Excerpted data:

——

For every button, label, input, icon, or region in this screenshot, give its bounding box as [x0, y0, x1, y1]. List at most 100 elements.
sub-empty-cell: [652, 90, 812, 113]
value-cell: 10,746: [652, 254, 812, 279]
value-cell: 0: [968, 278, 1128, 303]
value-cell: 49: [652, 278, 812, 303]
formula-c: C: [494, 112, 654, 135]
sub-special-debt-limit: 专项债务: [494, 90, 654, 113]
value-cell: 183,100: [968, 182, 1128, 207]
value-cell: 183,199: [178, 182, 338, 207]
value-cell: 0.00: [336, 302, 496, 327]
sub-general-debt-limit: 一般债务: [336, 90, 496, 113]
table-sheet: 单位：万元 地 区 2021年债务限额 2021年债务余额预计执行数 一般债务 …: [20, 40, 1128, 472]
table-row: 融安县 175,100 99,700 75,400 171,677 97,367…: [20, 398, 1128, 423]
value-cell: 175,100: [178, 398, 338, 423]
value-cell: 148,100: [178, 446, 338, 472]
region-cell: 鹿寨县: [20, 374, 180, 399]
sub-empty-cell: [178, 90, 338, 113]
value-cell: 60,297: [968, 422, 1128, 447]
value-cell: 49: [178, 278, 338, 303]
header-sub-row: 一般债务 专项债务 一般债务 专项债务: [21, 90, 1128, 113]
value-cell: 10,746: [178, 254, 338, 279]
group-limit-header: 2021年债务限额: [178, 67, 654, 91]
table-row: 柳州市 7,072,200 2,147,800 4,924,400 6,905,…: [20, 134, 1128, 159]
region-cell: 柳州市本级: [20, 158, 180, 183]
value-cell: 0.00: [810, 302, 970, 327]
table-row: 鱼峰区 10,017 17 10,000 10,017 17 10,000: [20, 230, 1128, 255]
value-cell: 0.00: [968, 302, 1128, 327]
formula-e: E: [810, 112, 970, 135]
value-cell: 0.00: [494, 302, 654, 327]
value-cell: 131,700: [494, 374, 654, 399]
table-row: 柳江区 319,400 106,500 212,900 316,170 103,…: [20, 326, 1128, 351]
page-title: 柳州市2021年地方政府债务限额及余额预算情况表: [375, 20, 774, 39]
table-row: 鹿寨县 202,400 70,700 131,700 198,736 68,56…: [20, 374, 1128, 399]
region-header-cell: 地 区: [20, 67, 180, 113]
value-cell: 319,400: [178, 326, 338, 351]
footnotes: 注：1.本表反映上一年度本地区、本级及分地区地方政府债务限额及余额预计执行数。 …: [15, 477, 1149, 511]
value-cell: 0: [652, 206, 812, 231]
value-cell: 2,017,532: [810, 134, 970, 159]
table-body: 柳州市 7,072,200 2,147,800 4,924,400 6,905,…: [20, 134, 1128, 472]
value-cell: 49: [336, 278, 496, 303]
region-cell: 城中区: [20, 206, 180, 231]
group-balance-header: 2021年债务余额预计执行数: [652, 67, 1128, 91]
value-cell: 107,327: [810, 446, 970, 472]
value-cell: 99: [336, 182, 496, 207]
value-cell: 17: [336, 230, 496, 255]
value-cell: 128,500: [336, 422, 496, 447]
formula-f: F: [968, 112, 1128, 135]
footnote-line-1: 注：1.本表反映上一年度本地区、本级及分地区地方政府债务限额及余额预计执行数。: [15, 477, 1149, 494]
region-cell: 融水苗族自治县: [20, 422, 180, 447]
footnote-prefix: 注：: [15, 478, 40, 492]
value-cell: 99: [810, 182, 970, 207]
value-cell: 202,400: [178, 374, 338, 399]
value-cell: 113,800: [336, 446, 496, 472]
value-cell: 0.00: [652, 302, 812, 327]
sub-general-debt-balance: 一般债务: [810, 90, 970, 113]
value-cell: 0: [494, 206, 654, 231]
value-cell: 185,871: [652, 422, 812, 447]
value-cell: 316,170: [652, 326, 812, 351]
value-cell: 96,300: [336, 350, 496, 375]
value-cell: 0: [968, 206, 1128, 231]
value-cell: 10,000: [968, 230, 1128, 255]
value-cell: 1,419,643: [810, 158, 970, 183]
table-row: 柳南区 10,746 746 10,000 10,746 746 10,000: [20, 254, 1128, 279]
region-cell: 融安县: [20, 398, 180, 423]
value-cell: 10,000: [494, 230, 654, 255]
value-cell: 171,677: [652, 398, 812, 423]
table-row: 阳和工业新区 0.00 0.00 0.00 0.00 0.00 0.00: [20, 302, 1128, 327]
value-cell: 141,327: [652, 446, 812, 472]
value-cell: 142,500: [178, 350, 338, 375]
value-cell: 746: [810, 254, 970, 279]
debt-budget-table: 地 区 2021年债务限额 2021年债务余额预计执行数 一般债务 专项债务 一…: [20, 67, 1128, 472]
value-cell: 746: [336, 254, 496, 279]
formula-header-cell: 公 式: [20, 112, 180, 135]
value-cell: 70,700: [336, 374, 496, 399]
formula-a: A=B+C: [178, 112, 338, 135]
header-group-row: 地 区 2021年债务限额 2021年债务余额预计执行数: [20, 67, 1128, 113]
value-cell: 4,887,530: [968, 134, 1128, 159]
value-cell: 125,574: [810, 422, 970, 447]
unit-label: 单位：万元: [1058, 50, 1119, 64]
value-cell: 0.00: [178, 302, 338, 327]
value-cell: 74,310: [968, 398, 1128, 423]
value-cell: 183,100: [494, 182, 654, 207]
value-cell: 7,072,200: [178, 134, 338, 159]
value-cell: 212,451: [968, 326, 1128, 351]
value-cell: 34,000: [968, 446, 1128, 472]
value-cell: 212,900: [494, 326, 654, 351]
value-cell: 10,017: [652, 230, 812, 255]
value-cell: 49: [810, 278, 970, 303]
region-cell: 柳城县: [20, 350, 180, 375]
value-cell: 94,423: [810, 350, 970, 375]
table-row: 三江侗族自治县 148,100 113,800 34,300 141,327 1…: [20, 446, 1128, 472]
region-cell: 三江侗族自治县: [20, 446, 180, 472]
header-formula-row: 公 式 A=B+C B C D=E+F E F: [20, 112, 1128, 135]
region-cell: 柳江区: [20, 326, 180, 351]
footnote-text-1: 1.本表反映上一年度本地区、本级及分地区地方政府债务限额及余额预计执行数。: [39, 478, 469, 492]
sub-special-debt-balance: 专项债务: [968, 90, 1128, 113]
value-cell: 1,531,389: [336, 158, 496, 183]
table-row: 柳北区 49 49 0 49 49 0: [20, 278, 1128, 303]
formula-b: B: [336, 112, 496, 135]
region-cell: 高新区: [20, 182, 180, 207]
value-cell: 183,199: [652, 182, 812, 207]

——

Exercise details: Put the lines from the first one above through the line containing "value-cell: 49: [652, 278, 812, 303]", both included, into a numbered list, omitting any blank lines.

Answer in full:
1. For every button, label, input, icon, or region in this screenshot, give its bounding box as [x0, y0, x1, y1]. List at most 100 elements.
2. sub-empty-cell: [652, 90, 812, 113]
3. value-cell: 10,746: [652, 254, 812, 279]
4. value-cell: 0: [968, 278, 1128, 303]
5. value-cell: 49: [652, 278, 812, 303]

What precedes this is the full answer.